Problem requirements: Wherever a line holds the string "Home", copy that line.

____

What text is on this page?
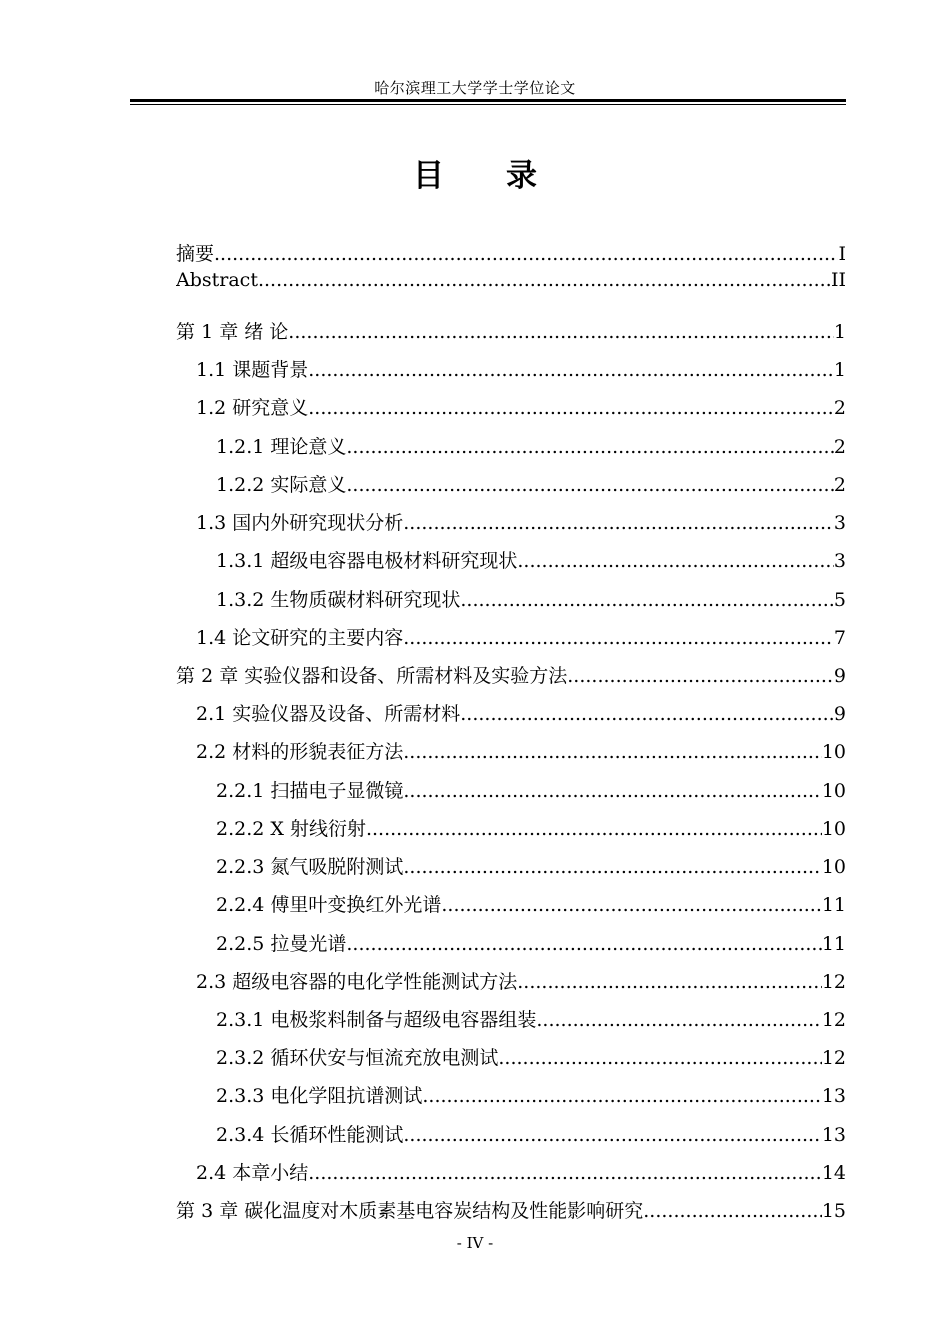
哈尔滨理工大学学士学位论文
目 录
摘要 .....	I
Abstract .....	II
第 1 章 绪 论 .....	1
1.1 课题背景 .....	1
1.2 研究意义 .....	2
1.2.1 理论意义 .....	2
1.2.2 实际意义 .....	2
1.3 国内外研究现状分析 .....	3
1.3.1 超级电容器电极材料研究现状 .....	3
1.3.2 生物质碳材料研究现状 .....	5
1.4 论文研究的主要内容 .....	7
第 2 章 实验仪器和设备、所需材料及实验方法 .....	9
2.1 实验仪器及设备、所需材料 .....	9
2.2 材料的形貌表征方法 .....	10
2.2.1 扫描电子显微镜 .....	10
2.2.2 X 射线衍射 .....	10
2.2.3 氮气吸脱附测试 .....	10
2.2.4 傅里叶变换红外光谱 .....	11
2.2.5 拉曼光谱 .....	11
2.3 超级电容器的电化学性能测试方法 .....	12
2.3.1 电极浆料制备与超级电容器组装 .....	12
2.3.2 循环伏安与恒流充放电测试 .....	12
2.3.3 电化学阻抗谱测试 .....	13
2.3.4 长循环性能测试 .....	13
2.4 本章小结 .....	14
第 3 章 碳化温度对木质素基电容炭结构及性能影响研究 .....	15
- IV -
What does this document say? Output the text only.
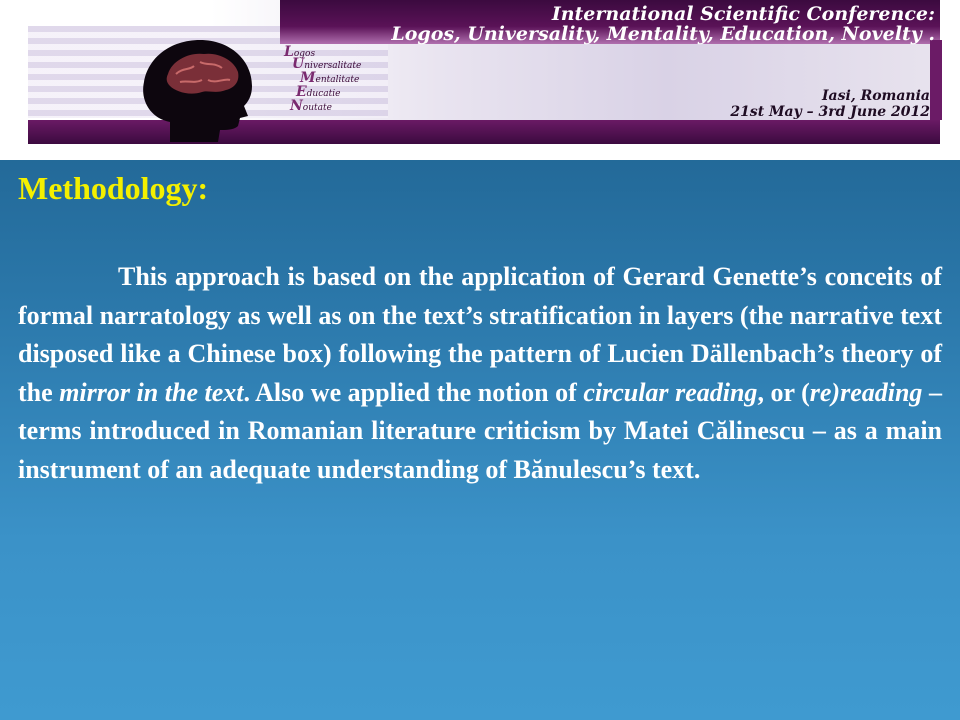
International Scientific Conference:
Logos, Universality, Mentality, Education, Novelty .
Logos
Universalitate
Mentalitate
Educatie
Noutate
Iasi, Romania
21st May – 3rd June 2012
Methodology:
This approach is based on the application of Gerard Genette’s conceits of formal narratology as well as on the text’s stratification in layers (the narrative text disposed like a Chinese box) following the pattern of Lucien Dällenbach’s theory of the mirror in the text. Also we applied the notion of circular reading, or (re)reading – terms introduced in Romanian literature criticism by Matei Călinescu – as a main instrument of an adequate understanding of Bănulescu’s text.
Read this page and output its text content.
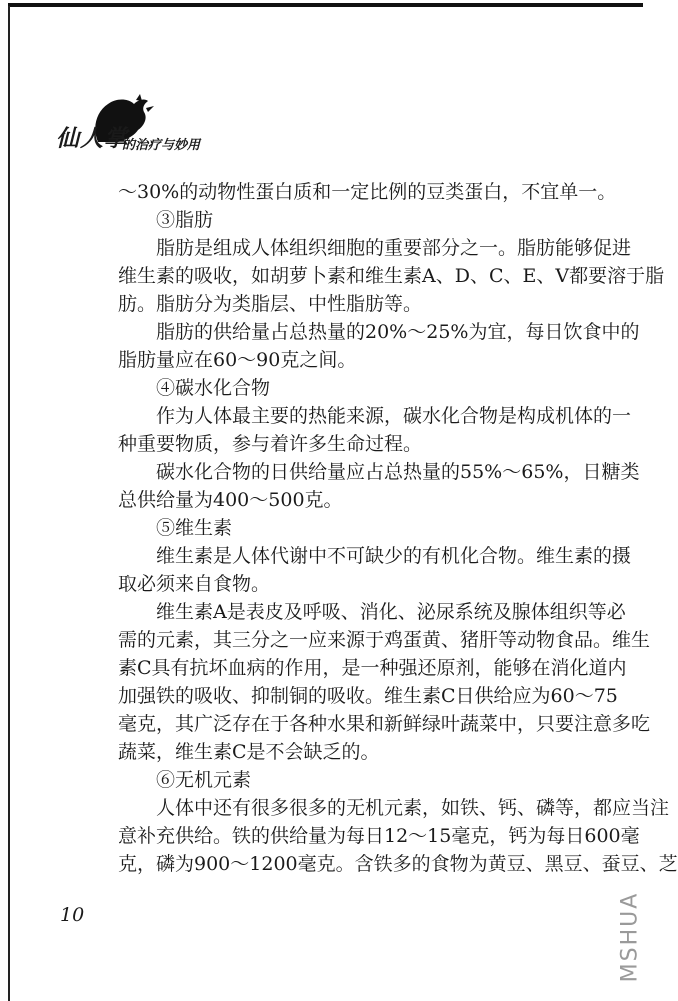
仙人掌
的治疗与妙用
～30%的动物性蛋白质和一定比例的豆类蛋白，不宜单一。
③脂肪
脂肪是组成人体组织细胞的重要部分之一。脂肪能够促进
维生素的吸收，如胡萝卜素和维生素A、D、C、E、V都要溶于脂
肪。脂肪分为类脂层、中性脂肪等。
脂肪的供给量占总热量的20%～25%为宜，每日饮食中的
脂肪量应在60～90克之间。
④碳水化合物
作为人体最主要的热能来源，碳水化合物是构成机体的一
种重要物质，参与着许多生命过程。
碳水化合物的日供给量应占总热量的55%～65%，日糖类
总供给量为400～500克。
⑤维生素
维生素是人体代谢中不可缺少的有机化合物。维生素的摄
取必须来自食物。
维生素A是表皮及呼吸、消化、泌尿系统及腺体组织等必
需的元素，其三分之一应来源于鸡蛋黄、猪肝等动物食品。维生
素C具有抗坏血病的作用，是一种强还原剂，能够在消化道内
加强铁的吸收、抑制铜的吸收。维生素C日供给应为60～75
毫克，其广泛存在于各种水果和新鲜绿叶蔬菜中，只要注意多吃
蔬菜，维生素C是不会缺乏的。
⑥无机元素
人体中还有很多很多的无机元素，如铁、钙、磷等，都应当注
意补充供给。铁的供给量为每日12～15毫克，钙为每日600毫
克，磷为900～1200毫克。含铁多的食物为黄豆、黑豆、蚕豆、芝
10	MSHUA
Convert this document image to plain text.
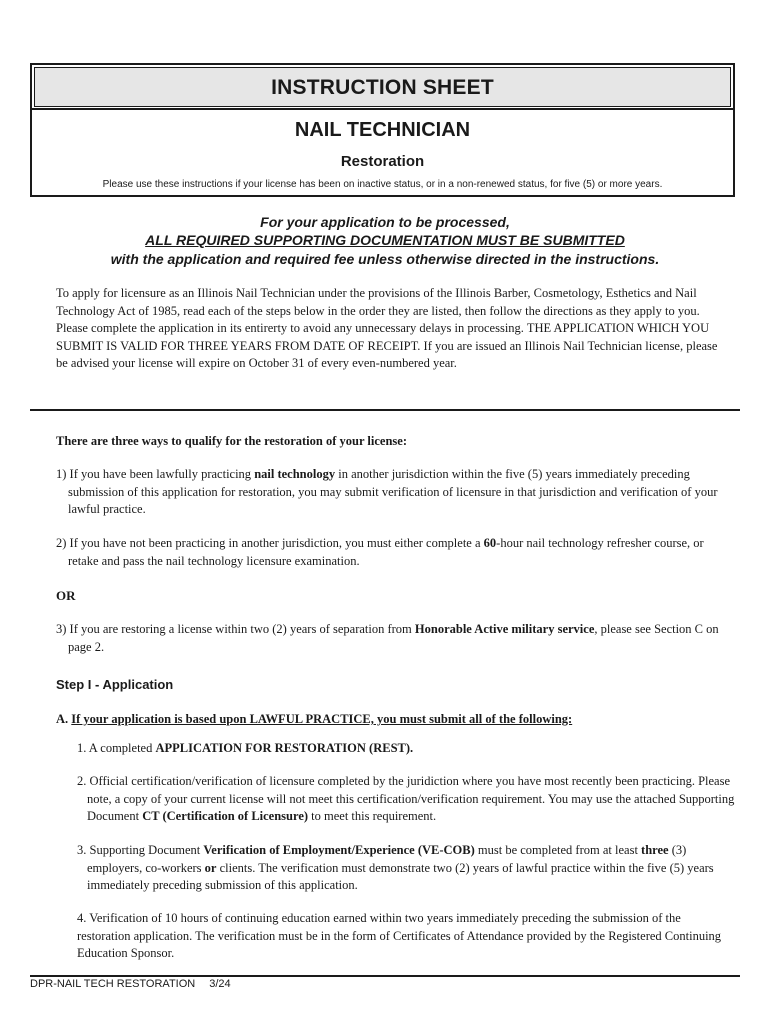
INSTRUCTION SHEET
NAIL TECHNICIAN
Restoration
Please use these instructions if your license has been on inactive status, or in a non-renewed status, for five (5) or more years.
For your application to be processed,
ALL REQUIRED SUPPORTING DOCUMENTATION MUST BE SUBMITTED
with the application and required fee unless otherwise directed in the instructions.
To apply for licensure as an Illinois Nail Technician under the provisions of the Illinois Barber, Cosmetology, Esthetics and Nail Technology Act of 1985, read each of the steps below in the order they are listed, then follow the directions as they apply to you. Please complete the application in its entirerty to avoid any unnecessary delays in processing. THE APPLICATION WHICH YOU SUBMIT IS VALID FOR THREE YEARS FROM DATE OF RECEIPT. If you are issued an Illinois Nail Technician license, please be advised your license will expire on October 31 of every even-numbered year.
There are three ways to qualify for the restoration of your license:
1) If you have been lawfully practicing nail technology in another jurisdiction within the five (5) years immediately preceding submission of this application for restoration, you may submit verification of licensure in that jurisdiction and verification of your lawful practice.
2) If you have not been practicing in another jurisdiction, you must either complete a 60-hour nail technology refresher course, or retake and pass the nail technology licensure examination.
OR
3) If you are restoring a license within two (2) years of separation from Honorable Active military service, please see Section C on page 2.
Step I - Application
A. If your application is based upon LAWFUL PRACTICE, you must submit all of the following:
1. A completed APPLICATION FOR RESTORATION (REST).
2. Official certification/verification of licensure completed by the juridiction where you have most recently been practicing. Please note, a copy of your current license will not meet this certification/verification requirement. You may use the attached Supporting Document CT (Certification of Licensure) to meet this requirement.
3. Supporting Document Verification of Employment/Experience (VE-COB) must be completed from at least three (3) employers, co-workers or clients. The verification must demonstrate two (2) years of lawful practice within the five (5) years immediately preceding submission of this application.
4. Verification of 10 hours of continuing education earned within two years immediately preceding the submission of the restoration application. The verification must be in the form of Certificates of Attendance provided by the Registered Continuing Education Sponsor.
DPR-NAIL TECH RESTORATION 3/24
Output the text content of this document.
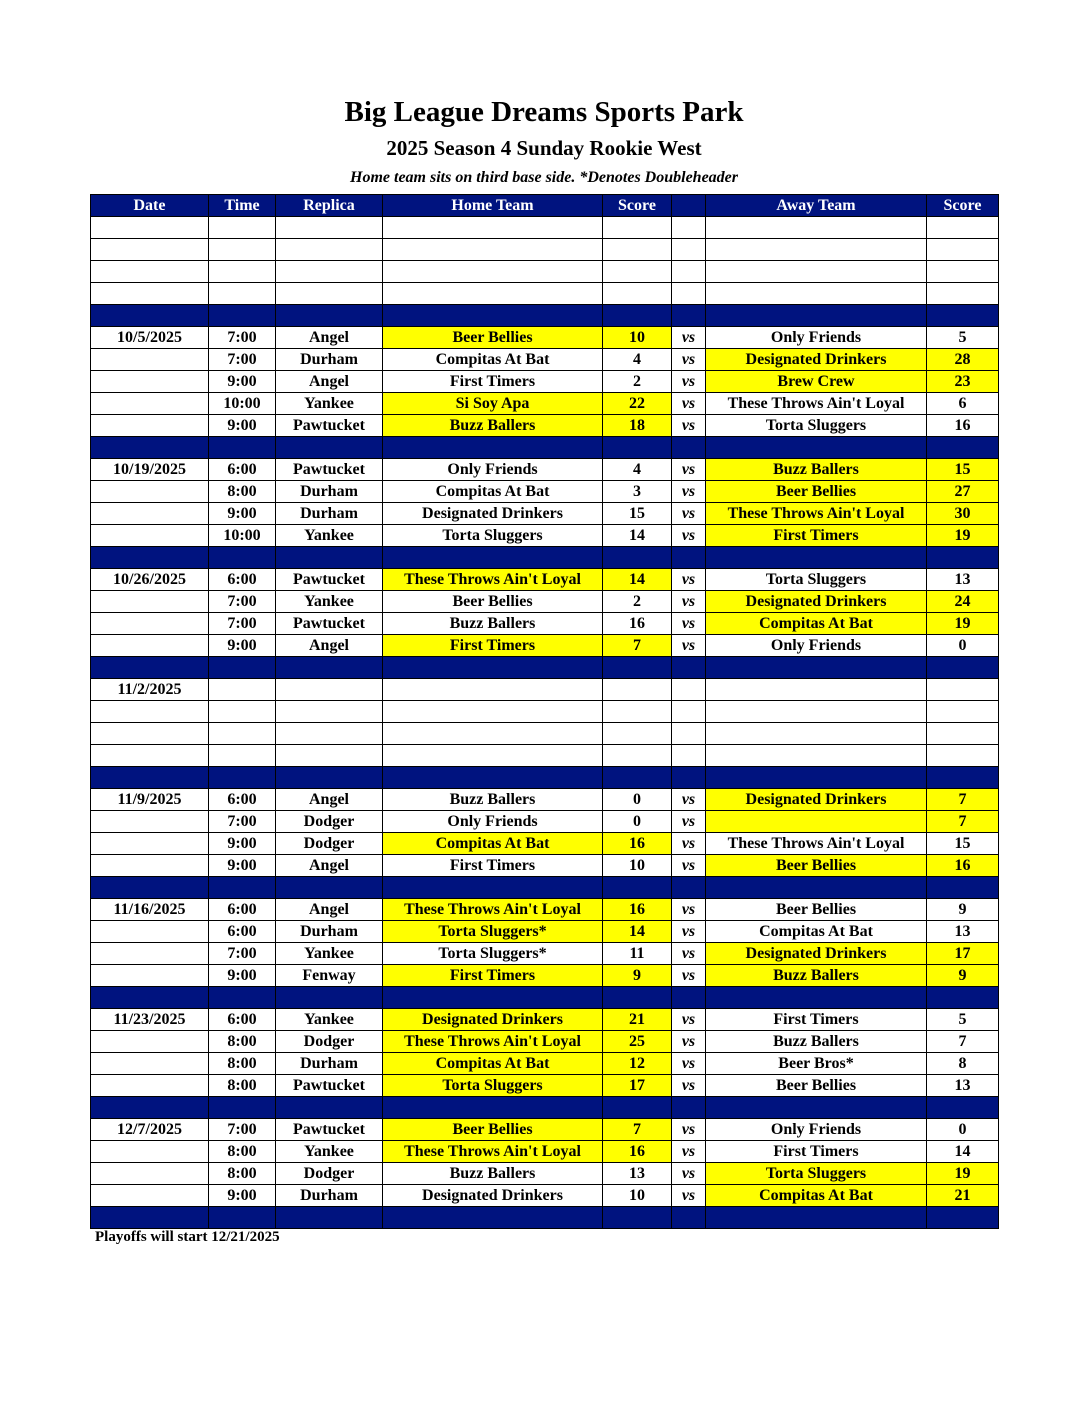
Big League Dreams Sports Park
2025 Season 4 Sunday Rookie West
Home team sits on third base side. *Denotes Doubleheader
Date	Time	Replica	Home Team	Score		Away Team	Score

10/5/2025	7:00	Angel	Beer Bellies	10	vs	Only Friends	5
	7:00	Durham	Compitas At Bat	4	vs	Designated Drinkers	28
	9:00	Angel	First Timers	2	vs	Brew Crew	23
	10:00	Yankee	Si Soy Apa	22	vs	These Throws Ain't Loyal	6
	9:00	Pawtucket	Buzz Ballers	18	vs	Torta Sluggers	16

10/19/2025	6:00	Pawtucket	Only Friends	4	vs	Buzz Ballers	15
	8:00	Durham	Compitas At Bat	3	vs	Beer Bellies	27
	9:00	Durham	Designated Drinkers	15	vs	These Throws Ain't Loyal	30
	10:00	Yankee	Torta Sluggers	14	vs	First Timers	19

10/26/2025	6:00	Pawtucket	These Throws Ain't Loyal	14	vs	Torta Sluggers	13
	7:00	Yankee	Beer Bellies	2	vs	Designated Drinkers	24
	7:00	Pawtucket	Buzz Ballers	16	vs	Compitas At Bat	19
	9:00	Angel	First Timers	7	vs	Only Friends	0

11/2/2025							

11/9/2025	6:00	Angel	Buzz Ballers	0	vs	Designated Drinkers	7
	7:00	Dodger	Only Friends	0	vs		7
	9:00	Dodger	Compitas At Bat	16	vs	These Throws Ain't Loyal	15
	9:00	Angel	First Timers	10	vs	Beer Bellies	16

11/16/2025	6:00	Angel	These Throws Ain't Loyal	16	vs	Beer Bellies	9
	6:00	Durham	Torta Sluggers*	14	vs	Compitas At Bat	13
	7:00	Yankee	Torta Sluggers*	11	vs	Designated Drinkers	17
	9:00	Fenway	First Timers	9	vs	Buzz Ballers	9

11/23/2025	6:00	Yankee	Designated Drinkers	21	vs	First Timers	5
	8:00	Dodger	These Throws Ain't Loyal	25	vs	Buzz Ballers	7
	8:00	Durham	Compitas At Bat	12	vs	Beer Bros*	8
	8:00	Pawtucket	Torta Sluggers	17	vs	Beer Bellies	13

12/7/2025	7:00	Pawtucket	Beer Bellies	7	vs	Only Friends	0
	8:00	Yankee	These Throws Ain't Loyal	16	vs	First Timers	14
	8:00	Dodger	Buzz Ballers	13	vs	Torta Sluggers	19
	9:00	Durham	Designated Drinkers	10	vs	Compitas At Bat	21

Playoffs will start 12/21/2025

____

Output below:
Home team sits on third base side. *Denotes Doubleheader
Date	Time	Replica	Home Team	Score		Away Team	Score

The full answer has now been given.